Short problem = Extract the lines that hold the string "JSON".

- - -

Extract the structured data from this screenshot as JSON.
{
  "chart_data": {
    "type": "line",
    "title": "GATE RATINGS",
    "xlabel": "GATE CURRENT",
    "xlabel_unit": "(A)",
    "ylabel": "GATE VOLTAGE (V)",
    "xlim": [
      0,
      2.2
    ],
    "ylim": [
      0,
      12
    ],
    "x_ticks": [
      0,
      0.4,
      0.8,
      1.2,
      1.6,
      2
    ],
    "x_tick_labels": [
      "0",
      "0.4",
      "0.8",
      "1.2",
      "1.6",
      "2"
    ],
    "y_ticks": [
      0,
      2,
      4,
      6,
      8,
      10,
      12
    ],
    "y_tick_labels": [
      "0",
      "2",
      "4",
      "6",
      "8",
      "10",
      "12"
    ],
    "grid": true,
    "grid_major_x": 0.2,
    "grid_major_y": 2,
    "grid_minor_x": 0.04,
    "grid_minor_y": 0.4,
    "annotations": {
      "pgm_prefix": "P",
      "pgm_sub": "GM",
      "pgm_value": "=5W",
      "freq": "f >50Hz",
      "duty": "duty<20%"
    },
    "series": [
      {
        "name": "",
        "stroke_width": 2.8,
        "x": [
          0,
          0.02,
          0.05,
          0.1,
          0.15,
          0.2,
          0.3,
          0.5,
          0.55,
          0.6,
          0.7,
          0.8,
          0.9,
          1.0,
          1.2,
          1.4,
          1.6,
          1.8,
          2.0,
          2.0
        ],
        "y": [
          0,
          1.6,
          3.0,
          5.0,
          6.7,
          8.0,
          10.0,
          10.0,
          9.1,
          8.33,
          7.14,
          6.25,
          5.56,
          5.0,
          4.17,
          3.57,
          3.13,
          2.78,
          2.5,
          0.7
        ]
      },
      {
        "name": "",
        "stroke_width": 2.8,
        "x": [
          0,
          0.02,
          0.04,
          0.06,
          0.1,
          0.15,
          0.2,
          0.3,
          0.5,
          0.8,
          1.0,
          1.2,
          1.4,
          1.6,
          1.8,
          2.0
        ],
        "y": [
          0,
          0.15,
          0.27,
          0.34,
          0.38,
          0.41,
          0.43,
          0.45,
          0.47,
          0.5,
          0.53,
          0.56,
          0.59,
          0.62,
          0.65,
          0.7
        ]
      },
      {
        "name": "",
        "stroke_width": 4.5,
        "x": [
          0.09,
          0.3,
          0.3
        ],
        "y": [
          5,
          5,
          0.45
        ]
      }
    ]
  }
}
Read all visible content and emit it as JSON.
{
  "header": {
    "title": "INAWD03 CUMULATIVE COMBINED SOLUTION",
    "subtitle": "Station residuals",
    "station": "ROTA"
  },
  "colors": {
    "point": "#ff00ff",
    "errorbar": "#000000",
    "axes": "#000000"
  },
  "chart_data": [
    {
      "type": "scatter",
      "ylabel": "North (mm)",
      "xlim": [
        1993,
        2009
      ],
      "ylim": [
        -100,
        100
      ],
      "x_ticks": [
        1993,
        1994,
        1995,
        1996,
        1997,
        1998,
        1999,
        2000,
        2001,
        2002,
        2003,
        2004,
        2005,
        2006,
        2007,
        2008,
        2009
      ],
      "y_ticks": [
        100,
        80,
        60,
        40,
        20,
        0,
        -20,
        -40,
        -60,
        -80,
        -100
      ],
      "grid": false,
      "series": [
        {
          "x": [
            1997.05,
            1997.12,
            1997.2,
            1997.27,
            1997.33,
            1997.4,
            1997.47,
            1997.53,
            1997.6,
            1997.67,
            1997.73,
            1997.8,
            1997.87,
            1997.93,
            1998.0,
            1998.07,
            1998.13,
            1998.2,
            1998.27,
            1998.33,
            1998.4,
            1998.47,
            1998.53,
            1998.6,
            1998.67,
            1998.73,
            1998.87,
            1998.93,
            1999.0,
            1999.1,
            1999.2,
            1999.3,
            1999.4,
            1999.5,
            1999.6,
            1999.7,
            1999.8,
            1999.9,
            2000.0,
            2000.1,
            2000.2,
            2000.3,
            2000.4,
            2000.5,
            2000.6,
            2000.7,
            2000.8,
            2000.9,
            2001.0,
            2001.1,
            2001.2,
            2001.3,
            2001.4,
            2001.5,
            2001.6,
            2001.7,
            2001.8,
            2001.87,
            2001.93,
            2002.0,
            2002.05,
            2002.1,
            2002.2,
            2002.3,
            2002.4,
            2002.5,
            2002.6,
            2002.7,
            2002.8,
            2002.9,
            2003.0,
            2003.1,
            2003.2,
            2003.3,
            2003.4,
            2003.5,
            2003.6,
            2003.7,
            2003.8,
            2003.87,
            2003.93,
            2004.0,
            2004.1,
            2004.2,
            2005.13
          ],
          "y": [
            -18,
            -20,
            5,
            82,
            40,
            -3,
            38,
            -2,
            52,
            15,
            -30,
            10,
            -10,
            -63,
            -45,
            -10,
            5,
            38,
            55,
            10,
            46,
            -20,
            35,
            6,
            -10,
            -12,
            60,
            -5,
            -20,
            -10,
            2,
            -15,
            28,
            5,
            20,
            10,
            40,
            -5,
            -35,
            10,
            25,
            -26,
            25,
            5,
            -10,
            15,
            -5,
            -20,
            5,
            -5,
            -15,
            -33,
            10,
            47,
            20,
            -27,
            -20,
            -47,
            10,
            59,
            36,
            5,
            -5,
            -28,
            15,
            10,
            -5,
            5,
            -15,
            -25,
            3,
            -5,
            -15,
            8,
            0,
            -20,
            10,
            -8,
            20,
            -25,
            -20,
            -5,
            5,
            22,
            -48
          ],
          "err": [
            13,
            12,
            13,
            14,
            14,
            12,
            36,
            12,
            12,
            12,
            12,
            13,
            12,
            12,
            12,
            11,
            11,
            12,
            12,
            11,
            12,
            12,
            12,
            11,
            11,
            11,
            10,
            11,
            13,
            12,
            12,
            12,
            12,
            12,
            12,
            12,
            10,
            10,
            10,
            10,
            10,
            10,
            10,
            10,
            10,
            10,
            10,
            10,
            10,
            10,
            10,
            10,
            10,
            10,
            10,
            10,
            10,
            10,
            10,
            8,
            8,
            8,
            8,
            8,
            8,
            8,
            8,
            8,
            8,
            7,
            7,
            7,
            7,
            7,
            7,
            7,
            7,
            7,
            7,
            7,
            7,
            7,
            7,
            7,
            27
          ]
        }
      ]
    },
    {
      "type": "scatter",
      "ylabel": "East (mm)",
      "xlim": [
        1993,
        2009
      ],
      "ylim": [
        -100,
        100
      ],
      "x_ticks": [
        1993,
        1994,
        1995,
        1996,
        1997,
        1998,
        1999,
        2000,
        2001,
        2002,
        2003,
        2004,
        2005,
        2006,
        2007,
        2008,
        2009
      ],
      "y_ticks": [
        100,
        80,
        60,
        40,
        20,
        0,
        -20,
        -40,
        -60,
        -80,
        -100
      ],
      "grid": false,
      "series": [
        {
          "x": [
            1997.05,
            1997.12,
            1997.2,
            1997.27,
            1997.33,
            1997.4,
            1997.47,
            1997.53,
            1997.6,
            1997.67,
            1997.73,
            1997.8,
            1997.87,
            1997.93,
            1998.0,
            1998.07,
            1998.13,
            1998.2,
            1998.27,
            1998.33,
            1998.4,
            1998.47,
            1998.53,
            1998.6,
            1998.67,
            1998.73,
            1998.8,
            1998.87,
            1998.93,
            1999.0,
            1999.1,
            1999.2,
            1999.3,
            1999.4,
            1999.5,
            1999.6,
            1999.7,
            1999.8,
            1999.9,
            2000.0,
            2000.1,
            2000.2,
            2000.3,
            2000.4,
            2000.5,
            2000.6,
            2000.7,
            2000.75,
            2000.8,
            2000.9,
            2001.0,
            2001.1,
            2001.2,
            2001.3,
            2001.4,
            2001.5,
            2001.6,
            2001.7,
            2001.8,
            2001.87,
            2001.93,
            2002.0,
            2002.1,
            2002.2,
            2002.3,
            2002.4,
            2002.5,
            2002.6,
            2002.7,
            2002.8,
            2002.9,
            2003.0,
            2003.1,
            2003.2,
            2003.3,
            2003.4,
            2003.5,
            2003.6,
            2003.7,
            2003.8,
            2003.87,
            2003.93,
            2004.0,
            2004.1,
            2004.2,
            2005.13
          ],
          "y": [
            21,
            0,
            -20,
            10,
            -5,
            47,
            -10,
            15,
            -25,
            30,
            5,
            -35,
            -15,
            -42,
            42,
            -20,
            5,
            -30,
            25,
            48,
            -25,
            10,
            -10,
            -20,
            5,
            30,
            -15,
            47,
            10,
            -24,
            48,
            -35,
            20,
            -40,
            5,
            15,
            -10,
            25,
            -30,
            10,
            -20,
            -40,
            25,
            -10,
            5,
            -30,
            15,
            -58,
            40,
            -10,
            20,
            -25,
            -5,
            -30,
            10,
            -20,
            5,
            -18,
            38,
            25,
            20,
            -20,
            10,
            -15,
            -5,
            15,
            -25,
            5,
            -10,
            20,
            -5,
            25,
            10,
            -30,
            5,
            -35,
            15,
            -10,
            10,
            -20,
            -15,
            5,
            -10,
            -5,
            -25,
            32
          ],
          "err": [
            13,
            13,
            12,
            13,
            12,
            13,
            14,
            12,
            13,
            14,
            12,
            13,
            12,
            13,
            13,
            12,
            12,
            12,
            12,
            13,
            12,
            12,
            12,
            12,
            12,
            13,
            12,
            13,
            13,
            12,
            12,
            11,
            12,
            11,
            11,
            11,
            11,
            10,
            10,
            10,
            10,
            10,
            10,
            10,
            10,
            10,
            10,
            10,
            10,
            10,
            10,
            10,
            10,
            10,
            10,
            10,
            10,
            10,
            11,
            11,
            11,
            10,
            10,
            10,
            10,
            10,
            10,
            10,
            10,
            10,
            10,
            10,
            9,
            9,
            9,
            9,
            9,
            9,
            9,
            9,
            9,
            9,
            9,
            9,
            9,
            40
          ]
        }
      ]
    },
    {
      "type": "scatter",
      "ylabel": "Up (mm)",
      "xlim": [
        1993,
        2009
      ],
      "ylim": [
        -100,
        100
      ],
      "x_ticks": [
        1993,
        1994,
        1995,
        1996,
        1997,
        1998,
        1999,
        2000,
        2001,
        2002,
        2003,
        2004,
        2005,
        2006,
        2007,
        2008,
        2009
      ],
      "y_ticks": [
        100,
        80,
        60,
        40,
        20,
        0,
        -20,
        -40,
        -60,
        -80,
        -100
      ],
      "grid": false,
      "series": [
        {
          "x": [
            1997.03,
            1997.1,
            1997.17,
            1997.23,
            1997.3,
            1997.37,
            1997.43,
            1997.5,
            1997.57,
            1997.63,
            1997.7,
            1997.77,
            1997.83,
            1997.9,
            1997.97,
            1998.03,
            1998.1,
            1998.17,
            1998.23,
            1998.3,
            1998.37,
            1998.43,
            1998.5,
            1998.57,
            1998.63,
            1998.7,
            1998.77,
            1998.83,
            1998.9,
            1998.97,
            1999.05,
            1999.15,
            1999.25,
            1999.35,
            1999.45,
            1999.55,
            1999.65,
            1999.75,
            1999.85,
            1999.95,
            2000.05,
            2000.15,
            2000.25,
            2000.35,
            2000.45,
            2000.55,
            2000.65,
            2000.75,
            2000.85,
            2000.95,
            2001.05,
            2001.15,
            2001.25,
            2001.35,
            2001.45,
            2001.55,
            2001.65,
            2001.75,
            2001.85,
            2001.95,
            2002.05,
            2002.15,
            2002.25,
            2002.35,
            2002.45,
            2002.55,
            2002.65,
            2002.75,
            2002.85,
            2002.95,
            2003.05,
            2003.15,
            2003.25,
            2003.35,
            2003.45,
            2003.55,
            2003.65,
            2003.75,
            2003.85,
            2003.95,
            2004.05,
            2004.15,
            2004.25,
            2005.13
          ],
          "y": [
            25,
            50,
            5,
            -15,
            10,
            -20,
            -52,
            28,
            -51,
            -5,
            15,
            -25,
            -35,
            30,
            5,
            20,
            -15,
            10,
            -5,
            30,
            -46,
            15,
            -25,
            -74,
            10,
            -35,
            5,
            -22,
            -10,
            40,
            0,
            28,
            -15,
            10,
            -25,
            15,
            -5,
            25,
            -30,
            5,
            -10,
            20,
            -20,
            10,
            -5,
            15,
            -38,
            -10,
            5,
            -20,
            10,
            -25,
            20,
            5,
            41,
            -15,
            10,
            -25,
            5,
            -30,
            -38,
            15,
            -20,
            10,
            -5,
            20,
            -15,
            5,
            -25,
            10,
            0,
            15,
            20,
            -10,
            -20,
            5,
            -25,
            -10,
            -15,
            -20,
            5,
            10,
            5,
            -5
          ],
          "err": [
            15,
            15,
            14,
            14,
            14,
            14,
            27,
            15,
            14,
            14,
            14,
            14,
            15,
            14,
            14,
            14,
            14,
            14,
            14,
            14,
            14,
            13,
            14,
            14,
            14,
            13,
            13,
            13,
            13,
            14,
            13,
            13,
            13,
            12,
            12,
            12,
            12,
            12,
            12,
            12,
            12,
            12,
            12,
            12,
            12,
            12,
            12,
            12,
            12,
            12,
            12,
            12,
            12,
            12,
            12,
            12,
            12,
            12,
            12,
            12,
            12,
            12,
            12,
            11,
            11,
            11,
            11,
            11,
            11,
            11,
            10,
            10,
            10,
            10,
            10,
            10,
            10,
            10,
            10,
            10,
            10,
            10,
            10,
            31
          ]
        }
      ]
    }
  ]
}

- - -

Exercise output =
Extract the structured data from this screenshot as JSON.
Read all visible content and emit it as JSON.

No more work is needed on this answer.